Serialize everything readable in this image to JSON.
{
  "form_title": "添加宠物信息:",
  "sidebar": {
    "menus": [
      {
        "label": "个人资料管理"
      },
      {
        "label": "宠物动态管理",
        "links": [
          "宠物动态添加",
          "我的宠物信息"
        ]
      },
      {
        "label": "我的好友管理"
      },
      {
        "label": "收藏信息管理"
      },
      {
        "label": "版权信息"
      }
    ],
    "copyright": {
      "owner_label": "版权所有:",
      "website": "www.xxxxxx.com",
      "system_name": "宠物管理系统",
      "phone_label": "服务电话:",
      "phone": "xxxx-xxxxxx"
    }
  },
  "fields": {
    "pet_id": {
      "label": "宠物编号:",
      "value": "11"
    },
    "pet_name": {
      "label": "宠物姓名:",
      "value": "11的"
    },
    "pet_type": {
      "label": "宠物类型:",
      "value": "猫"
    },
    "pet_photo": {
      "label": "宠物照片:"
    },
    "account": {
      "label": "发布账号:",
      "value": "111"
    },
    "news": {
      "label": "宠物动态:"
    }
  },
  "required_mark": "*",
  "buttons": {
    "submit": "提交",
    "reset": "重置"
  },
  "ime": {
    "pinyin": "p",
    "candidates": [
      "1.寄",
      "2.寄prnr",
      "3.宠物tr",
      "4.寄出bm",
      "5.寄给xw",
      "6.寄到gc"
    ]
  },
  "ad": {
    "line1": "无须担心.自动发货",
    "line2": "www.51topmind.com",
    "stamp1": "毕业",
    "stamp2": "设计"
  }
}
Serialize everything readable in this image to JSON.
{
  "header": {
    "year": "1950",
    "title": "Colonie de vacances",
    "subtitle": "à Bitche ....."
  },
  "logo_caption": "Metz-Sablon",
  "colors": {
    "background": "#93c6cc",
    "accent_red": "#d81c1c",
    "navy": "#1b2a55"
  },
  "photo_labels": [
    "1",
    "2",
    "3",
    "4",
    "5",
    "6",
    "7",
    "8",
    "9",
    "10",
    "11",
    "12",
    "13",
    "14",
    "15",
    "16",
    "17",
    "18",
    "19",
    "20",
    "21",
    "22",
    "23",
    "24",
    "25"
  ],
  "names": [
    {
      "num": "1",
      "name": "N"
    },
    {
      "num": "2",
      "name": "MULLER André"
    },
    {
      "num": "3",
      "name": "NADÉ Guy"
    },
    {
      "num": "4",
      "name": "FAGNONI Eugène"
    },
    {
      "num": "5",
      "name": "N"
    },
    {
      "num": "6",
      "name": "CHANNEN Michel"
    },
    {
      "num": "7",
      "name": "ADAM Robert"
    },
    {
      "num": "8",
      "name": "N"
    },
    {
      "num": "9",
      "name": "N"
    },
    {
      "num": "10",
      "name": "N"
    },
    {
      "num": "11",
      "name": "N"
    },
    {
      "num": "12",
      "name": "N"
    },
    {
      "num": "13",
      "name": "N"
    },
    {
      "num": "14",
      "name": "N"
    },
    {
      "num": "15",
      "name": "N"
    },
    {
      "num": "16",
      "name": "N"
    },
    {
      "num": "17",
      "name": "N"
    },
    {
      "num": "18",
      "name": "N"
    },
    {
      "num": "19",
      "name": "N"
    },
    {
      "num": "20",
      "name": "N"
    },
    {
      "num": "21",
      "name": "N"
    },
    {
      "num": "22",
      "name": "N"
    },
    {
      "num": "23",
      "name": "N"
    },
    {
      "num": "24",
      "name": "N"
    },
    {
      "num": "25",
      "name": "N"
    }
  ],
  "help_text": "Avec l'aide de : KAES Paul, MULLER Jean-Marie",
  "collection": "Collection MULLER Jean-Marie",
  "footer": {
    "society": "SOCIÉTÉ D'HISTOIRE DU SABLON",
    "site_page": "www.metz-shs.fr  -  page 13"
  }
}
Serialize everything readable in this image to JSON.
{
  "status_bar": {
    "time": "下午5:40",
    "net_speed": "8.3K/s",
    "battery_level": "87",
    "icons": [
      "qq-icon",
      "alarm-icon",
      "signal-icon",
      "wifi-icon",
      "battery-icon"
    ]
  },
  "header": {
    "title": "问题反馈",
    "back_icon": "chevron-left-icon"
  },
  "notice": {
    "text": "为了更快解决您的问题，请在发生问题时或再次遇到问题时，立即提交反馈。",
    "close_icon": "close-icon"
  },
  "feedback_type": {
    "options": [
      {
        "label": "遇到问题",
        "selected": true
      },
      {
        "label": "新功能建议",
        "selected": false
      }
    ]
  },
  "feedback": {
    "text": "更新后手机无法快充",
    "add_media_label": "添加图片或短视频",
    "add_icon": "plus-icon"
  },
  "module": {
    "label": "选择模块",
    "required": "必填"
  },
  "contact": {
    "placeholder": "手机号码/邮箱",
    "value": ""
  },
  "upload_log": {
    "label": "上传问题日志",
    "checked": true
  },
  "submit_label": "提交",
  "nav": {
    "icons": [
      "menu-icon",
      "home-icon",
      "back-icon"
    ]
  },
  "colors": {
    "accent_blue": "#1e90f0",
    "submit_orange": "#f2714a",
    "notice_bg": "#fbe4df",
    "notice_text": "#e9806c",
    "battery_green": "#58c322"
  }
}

• _EXERCISE DETAILS_:
Copy out the full material exactly as it appears.

• _TASK ANSWER_:
Serialize everything readable in this image to JSON.
{
  "form_title": "添加宠物信息:",
  "sidebar": {
    "menus": [
      {
        "label": "个人资料管理"
      },
      {
        "label": "宠物动态管理",
        "links": [
          "宠物动态添加",
          "我的宠物信息"
        ]
      },
      {
        "label": "我的好友管理"
      },
      {
        "label": "收藏信息管理"
      },
      {
        "label": "版权信息"
      }
    ],
    "copyright": {
      "owner_label": "版权所有:",
      "website": "www.xxxxxx.com",
      "system_name": "宠物管理系统",
      "phone_label": "服务电话:",
      "phone": "xxxx-xxxxxx"
    }
  },
  "fields": {
    "pet_id": {
      "label": "宠物编号:",
      "value": "11"
    },
    "pet_name": {
      "label": "宠物姓名:",
      "value": "11的"
    },
    "pet_type": {
      "label": "宠物类型:",
      "value": "猫"
    },
    "pet_photo": {
      "label": "宠物照片:"
    },
    "account": {
      "label": "发布账号:",
      "value": "111"
    },
    "news": {
      "label": "宠物动态:"
    }
  },
  "required_mark": "*",
  "buttons": {
    "submit": "提交",
    "reset": "重置"
  },
  "ime": {
    "pinyin": "p",
    "candidates": [
      "1.寄",
      "2.寄prnr",
      "3.宠物tr",
      "4.寄出bm",
      "5.寄给xw",
      "6.寄到gc"
    ]
  },
  "ad": {
    "line1": "无须担心.自动发货",
    "line2": "www.51topmind.com",
    "stamp1": "毕业",
    "stamp2": "设计"
  }
}
Serialize everything readable in this image to JSON.
{
  "header": {
    "year": "1950",
    "title": "Colonie de vacances",
    "subtitle": "à Bitche ....."
  },
  "logo_caption": "Metz-Sablon",
  "colors": {
    "background": "#93c6cc",
    "accent_red": "#d81c1c",
    "navy": "#1b2a55"
  },
  "photo_labels": [
    "1",
    "2",
    "3",
    "4",
    "5",
    "6",
    "7",
    "8",
    "9",
    "10",
    "11",
    "12",
    "13",
    "14",
    "15",
    "16",
    "17",
    "18",
    "19",
    "20",
    "21",
    "22",
    "23",
    "24",
    "25"
  ],
  "names": [
    {
      "num": "1",
      "name": "N"
    },
    {
      "num": "2",
      "name": "MULLER André"
    },
    {
      "num": "3",
      "name": "NADÉ Guy"
    },
    {
      "num": "4",
      "name": "FAGNONI Eugène"
    },
    {
      "num": "5",
      "name": "N"
    },
    {
      "num": "6",
      "name": "CHANNEN Michel"
    },
    {
      "num": "7",
      "name": "ADAM Robert"
    },
    {
      "num": "8",
      "name": "N"
    },
    {
      "num": "9",
      "name": "N"
    },
    {
      "num": "10",
      "name": "N"
    },
    {
      "num": "11",
      "name": "N"
    },
    {
      "num": "12",
      "name": "N"
    },
    {
      "num": "13",
      "name": "N"
    },
    {
      "num": "14",
      "name": "N"
    },
    {
      "num": "15",
      "name": "N"
    },
    {
      "num": "16",
      "name": "N"
    },
    {
      "num": "17",
      "name": "N"
    },
    {
      "num": "18",
      "name": "N"
    },
    {
      "num": "19",
      "name": "N"
    },
    {
      "num": "20",
      "name": "N"
    },
    {
      "num": "21",
      "name": "N"
    },
    {
      "num": "22",
      "name": "N"
    },
    {
      "num": "23",
      "name": "N"
    },
    {
      "num": "24",
      "name": "N"
    },
    {
      "num": "25",
      "name": "N"
    }
  ],
  "help_text": "Avec l'aide de : KAES Paul, MULLER Jean-Marie",
  "collection": "Collection MULLER Jean-Marie",
  "footer": {
    "society": "SOCIÉTÉ D'HISTOIRE DU SABLON",
    "site_page": "www.metz-shs.fr  -  page 13"
  }
}
Serialize everything readable in this image to JSON.
{
  "status_bar": {
    "time": "下午5:40",
    "net_speed": "8.3K/s",
    "battery_level": "87",
    "icons": [
      "qq-icon",
      "alarm-icon",
      "signal-icon",
      "wifi-icon",
      "battery-icon"
    ]
  },
  "header": {
    "title": "问题反馈",
    "back_icon": "chevron-left-icon"
  },
  "notice": {
    "text": "为了更快解决您的问题，请在发生问题时或再次遇到问题时，立即提交反馈。",
    "close_icon": "close-icon"
  },
  "feedback_type": {
    "options": [
      {
        "label": "遇到问题",
        "selected": true
      },
      {
        "label": "新功能建议",
        "selected": false
      }
    ]
  },
  "feedback": {
    "text": "更新后手机无法快充",
    "add_media_label": "添加图片或短视频",
    "add_icon": "plus-icon"
  },
  "module": {
    "label": "选择模块",
    "required": "必填"
  },
  "contact": {
    "placeholder": "手机号码/邮箱",
    "value": ""
  },
  "upload_log": {
    "label": "上传问题日志",
    "checked": true
  },
  "submit_label": "提交",
  "nav": {
    "icons": [
      "menu-icon",
      "home-icon",
      "back-icon"
    ]
  },
  "colors": {
    "accent_blue": "#1e90f0",
    "submit_orange": "#f2714a",
    "notice_bg": "#fbe4df",
    "notice_text": "#e9806c",
    "battery_green": "#58c322"
  }
}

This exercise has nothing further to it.